To be done: For each line below that includes the word "JSON", make a copy.

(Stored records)
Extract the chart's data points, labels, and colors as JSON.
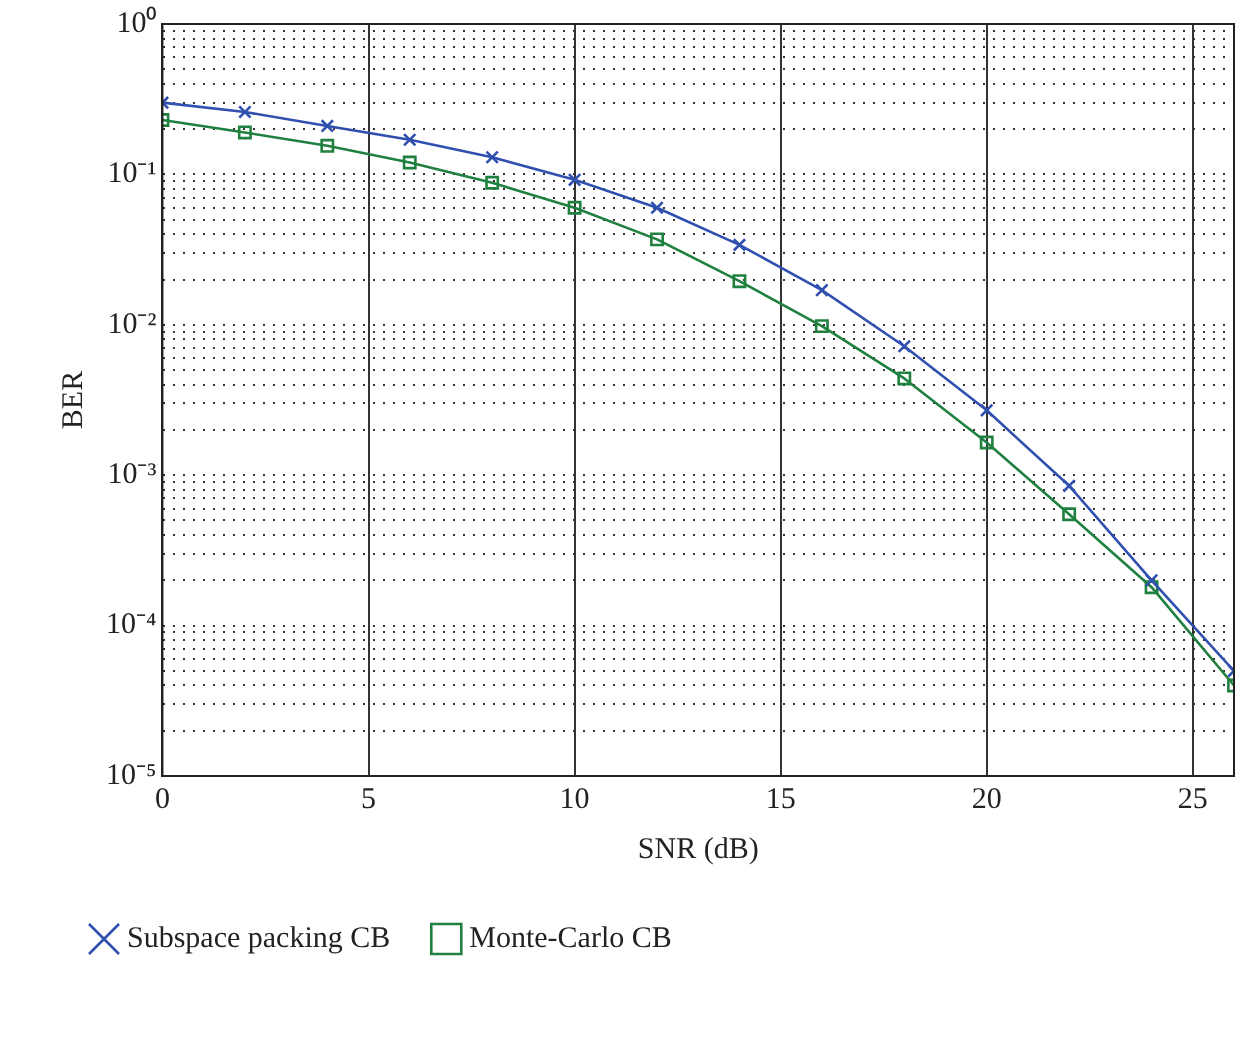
{
  "chart_data": {
    "type": "line",
    "xlabel": "SNR (dB)",
    "ylabel": "BER",
    "log": "y",
    "grid": true,
    "legend": "bottom",
    "line_style": "solid",
    "x": [
      0,
      2,
      4,
      6,
      8,
      10,
      12,
      14,
      16,
      18,
      20,
      22,
      24,
      26
    ],
    "xlim": [
      0,
      26
    ],
    "xticks": [
      0,
      5,
      10,
      15,
      20,
      25
    ],
    "ylim": [
      1e-05,
      1
    ],
    "yticks": [
      {
        "value": 1e-05,
        "label": "10⁻⁵"
      },
      {
        "value": 0.0001,
        "label": "10⁻⁴"
      },
      {
        "value": 0.001,
        "label": "10⁻³"
      },
      {
        "value": 0.01,
        "label": "10⁻²"
      },
      {
        "value": 0.1,
        "label": "10⁻¹"
      },
      {
        "value": 1,
        "label": "10⁰"
      }
    ],
    "series": [
      {
        "name": "Subspace packing CB",
        "color": "#3050b0",
        "marker": "cross",
        "values": [
          0.3,
          0.26,
          0.21,
          0.17,
          0.13,
          0.092,
          0.06,
          0.034,
          0.017,
          0.0072,
          0.0027,
          0.00085,
          0.0002,
          5e-05
        ]
      },
      {
        "name": "Monte-Carlo CB",
        "color": "#208040",
        "marker": "square",
        "values": [
          0.23,
          0.19,
          0.155,
          0.12,
          0.088,
          0.06,
          0.037,
          0.0195,
          0.0098,
          0.0044,
          0.00165,
          0.00055,
          0.00018,
          4e-05
        ]
      }
    ]
  }
}
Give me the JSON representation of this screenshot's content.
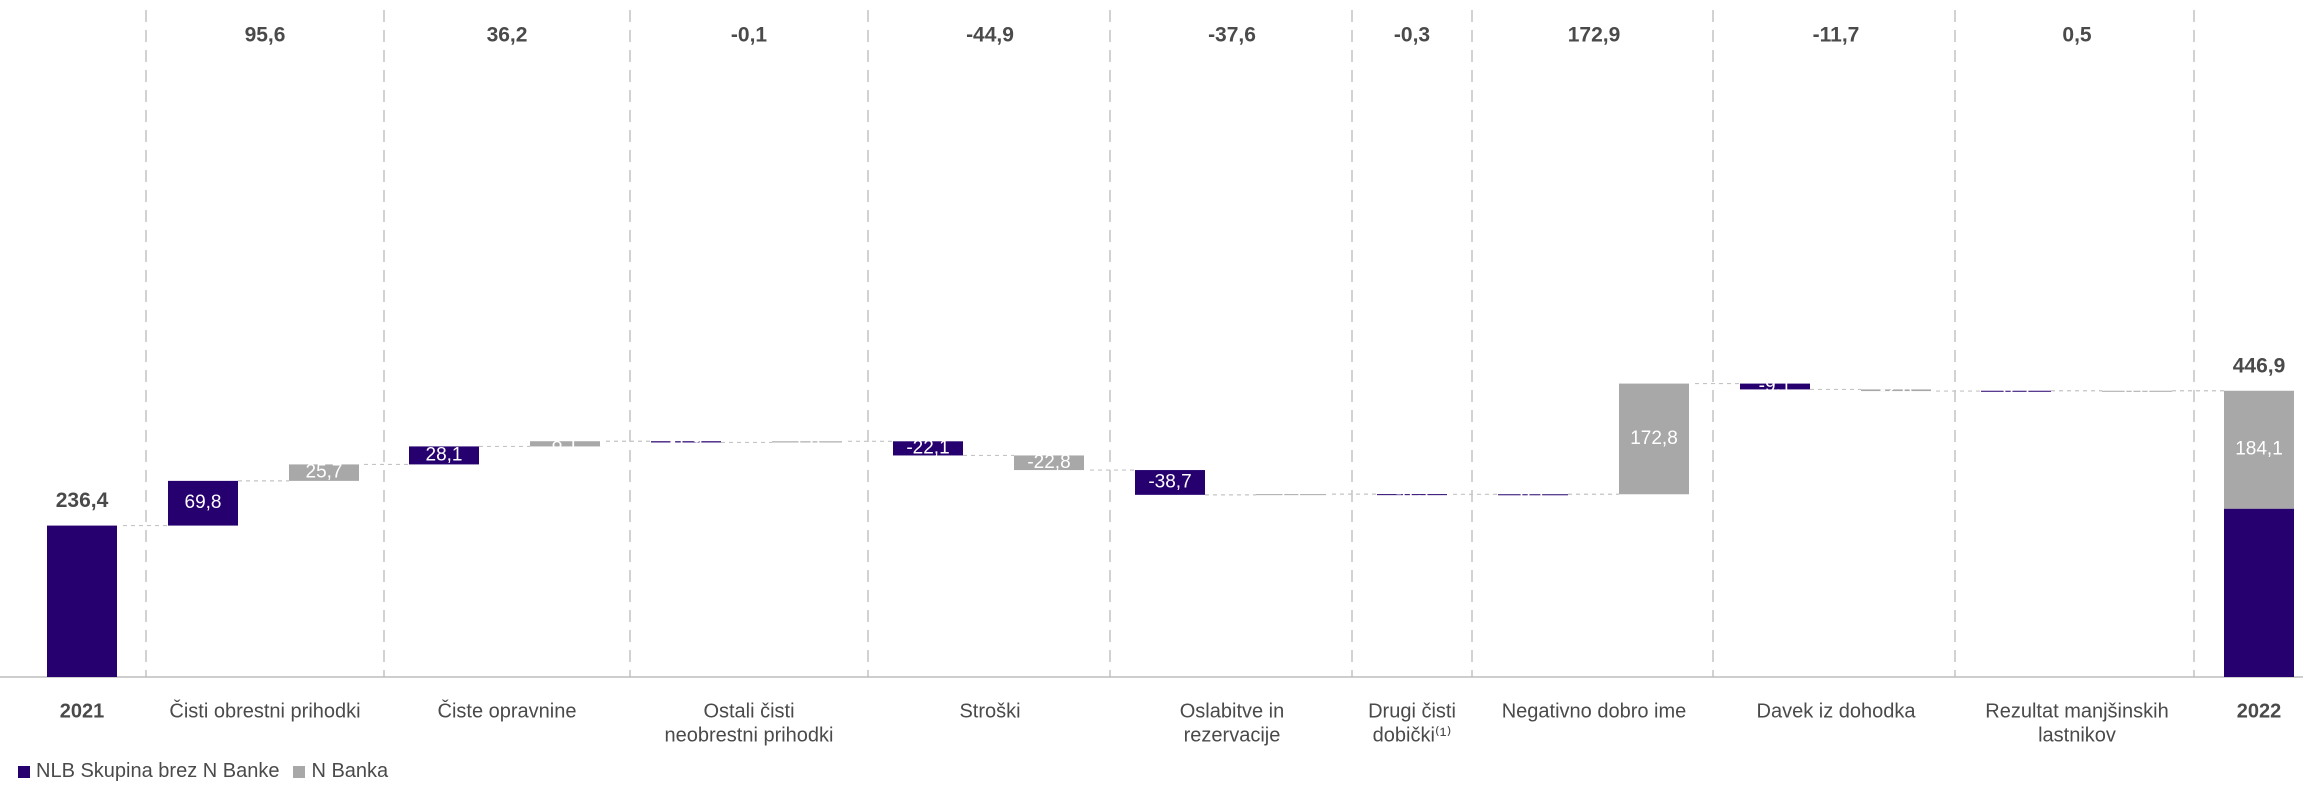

Correct response:
Extract the chart's data points, labels, and colors as JSON.
Give me the JSON representation of this screenshot's content.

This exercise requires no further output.